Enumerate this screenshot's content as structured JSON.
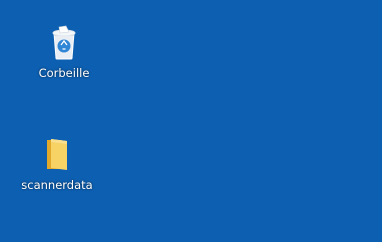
{
  "desktop": {
    "background": "#0d5fb1",
    "icons": [
      {
        "label": "Corbeille",
        "icon": "recycle-bin-icon"
      },
      {
        "label": "scannerdata",
        "icon": "folder-icon"
      }
    ]
  }
}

--- --- ---

What you should do:
Quote the data exactly, leaving every image out of the copy.

The reply:
Enumerate this screenshot's content as structured JSON.
{
  "desktop": {
    "background": "#0d5fb1",
    "icons": [
      {
        "label": "Corbeille",
        "icon": "recycle-bin-icon"
      },
      {
        "label": "scannerdata",
        "icon": "folder-icon"
      }
    ]
  }
}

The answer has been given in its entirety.